- _Dataset excerpts_
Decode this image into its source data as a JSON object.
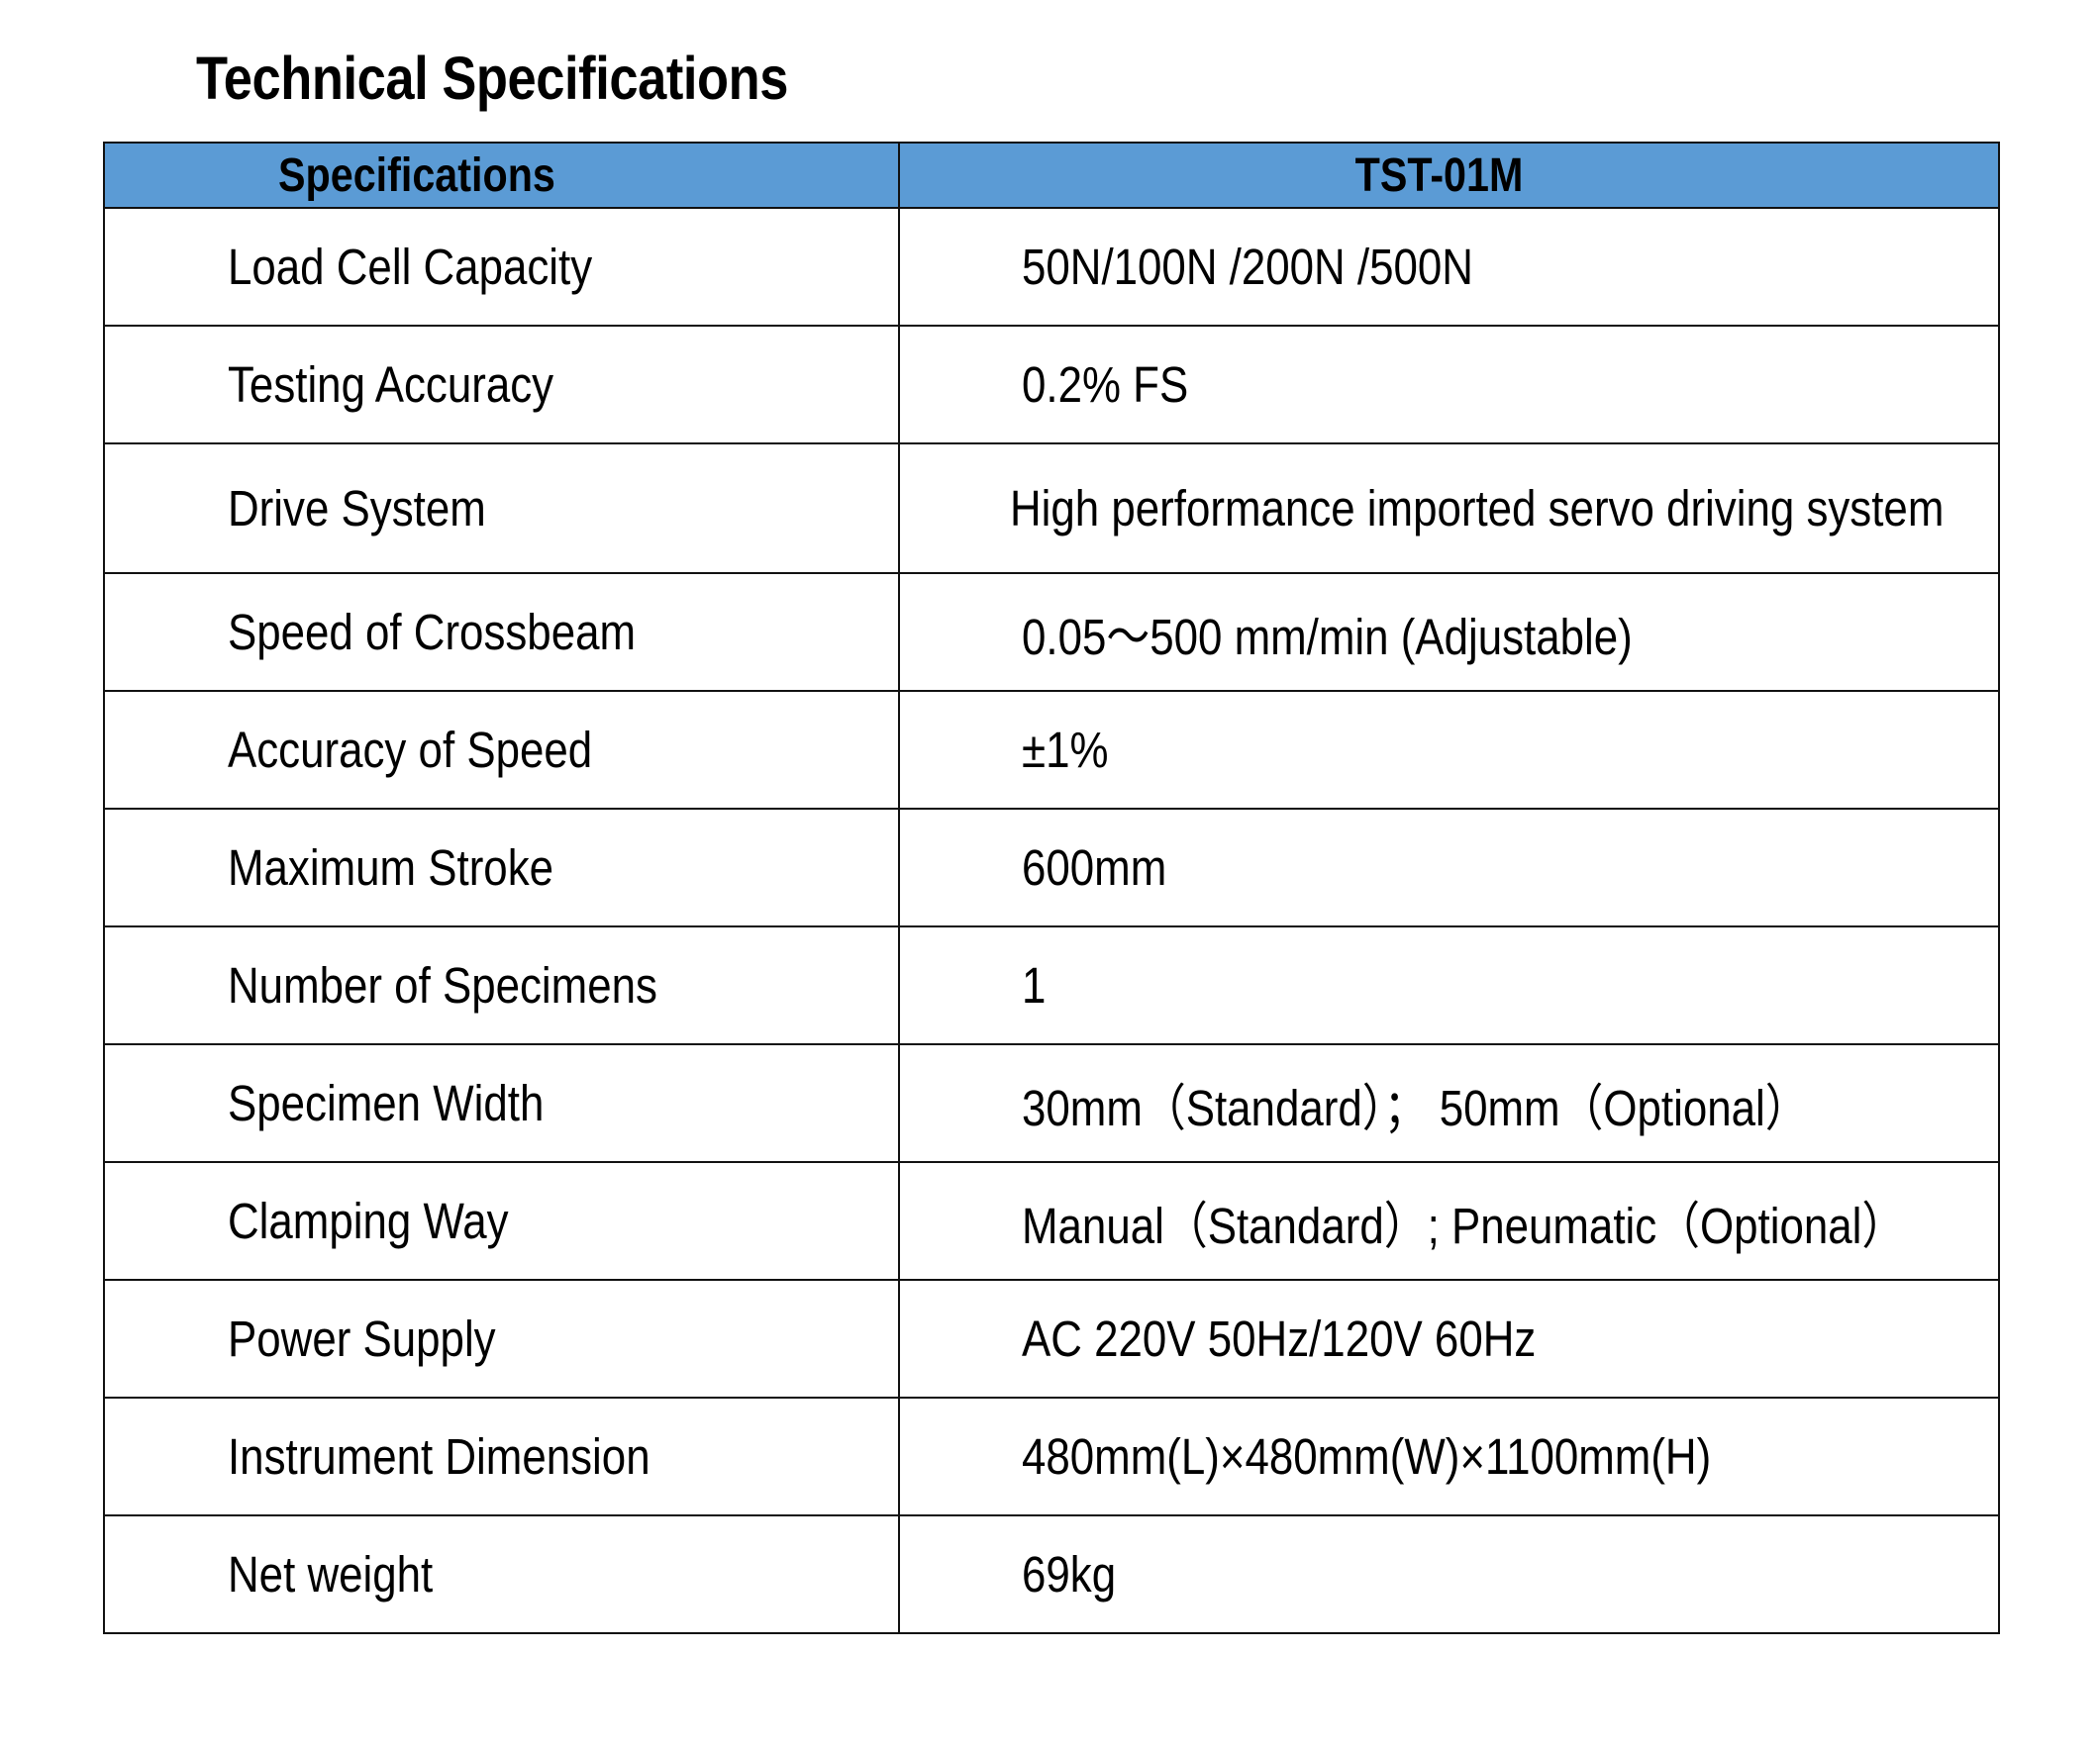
{
  "title": "Technical Specifications",
  "table": {
    "headers": [
      "Specifications",
      "TST-01M"
    ],
    "header_color": "#5b9bd5",
    "rows": [
      {
        "label": "Load Cell Capacity",
        "value": "50N/100N /200N /500N"
      },
      {
        "label": "Testing Accuracy",
        "value": "0.2% FS"
      },
      {
        "label": "Drive System",
        "value": "High performance imported servo driving system"
      },
      {
        "label": "Speed of Crossbeam",
        "value": "0.05～500 mm/min (Adjustable)"
      },
      {
        "label": "Accuracy of Speed",
        "value": "±1%"
      },
      {
        "label": "Maximum Stroke",
        "value": "600mm"
      },
      {
        "label": "Number of Specimens",
        "value": "1"
      },
      {
        "label": "Specimen Width",
        "value": "30mm（Standard）； 50mm（Optional）"
      },
      {
        "label": "Clamping Way",
        "value": "Manual（Standard）; Pneumatic（Optional）"
      },
      {
        "label": "Power Supply",
        "value": "AC 220V 50Hz/120V 60Hz"
      },
      {
        "label": "Instrument Dimension",
        "value": "480mm(L)×480mm(W)×1100mm(H)"
      },
      {
        "label": "Net weight",
        "value": "69kg"
      }
    ]
  }
}
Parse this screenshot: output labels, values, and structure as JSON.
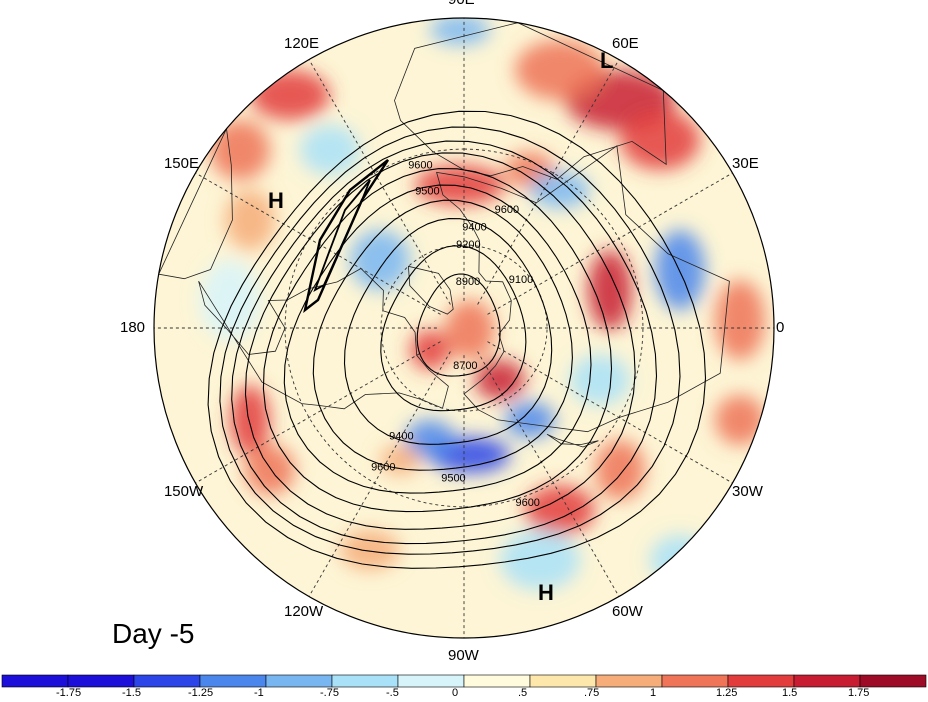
{
  "day_label": "Day -5",
  "lon_labels": [
    "90E",
    "60E",
    "30E",
    "0",
    "30W",
    "60W",
    "90W",
    "120W",
    "150W",
    "180",
    "150E",
    "120E"
  ],
  "pressure_markers": [
    {
      "label": "H",
      "lon": 170,
      "lat": 32
    },
    {
      "label": "L",
      "lon": 55,
      "lat": 40
    },
    {
      "label": "H",
      "lon": -72,
      "lat": 20
    }
  ],
  "colorbar": {
    "colors": [
      "#1c0fd9",
      "#2b45e8",
      "#4a86ec",
      "#78b6f2",
      "#a9e2f8",
      "#d7f4fb",
      "#fffbdc",
      "#fde7ab",
      "#f6ad7a",
      "#ef7458",
      "#e33c3c",
      "#c81c32",
      "#9e0b26"
    ],
    "tick_labels": [
      "-1.75",
      "-1.5",
      "-1.25",
      "-1",
      "-.75",
      "-.5",
      "0",
      ".5",
      ".75",
      "1",
      "1.25",
      "1.5",
      "1.75"
    ]
  },
  "contour_labels": [
    {
      "text": "9600",
      "lon": 20,
      "lat": 46
    },
    {
      "text": "9600",
      "lon": -150,
      "lat": 35
    },
    {
      "text": "9600",
      "lon": 160,
      "lat": 28
    },
    {
      "text": "9600",
      "lon": -15,
      "lat": 33
    },
    {
      "text": "9500",
      "lon": -15,
      "lat": 41
    },
    {
      "text": "9500",
      "lon": -176,
      "lat": 38
    },
    {
      "text": "9400",
      "lon": -150,
      "lat": 46
    },
    {
      "text": "9200",
      "lon": 3,
      "lat": 60
    },
    {
      "text": "9100",
      "lon": 50,
      "lat": 63
    },
    {
      "text": "8900",
      "lon": 5,
      "lat": 73
    },
    {
      "text": "8700",
      "lon": 178,
      "lat": 76
    },
    {
      "text": "9400",
      "lon": 6,
      "lat": 54
    }
  ]
}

- _Problem to solve_
Exactly reproduce each record, leaving out any pictures.

- _Written solution_
Decode this image into its source data as a JSON object.
{
  "title": "Technical Specifications",
  "table": {
    "headers": [
      "Specifications",
      "TST-01M"
    ],
    "header_color": "#5b9bd5",
    "rows": [
      {
        "label": "Load Cell Capacity",
        "value": "50N/100N /200N /500N"
      },
      {
        "label": "Testing Accuracy",
        "value": "0.2% FS"
      },
      {
        "label": "Drive System",
        "value": "High performance imported servo driving system"
      },
      {
        "label": "Speed of Crossbeam",
        "value": "0.05～500 mm/min (Adjustable)"
      },
      {
        "label": "Accuracy of Speed",
        "value": "±1%"
      },
      {
        "label": "Maximum Stroke",
        "value": "600mm"
      },
      {
        "label": "Number of Specimens",
        "value": "1"
      },
      {
        "label": "Specimen Width",
        "value": "30mm（Standard）； 50mm（Optional）"
      },
      {
        "label": "Clamping Way",
        "value": "Manual（Standard）; Pneumatic（Optional）"
      },
      {
        "label": "Power Supply",
        "value": "AC 220V 50Hz/120V 60Hz"
      },
      {
        "label": "Instrument Dimension",
        "value": "480mm(L)×480mm(W)×1100mm(H)"
      },
      {
        "label": "Net weight",
        "value": "69kg"
      }
    ]
  }
}
Parse this screenshot: output labels, values, and structure as JSON.
{
  "day_label": "Day -5",
  "lon_labels": [
    "90E",
    "60E",
    "30E",
    "0",
    "30W",
    "60W",
    "90W",
    "120W",
    "150W",
    "180",
    "150E",
    "120E"
  ],
  "pressure_markers": [
    {
      "label": "H",
      "lon": 170,
      "lat": 32
    },
    {
      "label": "L",
      "lon": 55,
      "lat": 40
    },
    {
      "label": "H",
      "lon": -72,
      "lat": 20
    }
  ],
  "colorbar": {
    "colors": [
      "#1c0fd9",
      "#2b45e8",
      "#4a86ec",
      "#78b6f2",
      "#a9e2f8",
      "#d7f4fb",
      "#fffbdc",
      "#fde7ab",
      "#f6ad7a",
      "#ef7458",
      "#e33c3c",
      "#c81c32",
      "#9e0b26"
    ],
    "tick_labels": [
      "-1.75",
      "-1.5",
      "-1.25",
      "-1",
      "-.75",
      "-.5",
      "0",
      ".5",
      ".75",
      "1",
      "1.25",
      "1.5",
      "1.75"
    ]
  },
  "contour_labels": [
    {
      "text": "9600",
      "lon": 20,
      "lat": 46
    },
    {
      "text": "9600",
      "lon": -150,
      "lat": 35
    },
    {
      "text": "9600",
      "lon": 160,
      "lat": 28
    },
    {
      "text": "9600",
      "lon": -15,
      "lat": 33
    },
    {
      "text": "9500",
      "lon": -15,
      "lat": 41
    },
    {
      "text": "9500",
      "lon": -176,
      "lat": 38
    },
    {
      "text": "9400",
      "lon": -150,
      "lat": 46
    },
    {
      "text": "9200",
      "lon": 3,
      "lat": 60
    },
    {
      "text": "9100",
      "lon": 50,
      "lat": 63
    },
    {
      "text": "8900",
      "lon": 5,
      "lat": 73
    },
    {
      "text": "8700",
      "lon": 178,
      "lat": 76
    },
    {
      "text": "9400",
      "lon": 6,
      "lat": 54
    }
  ]
}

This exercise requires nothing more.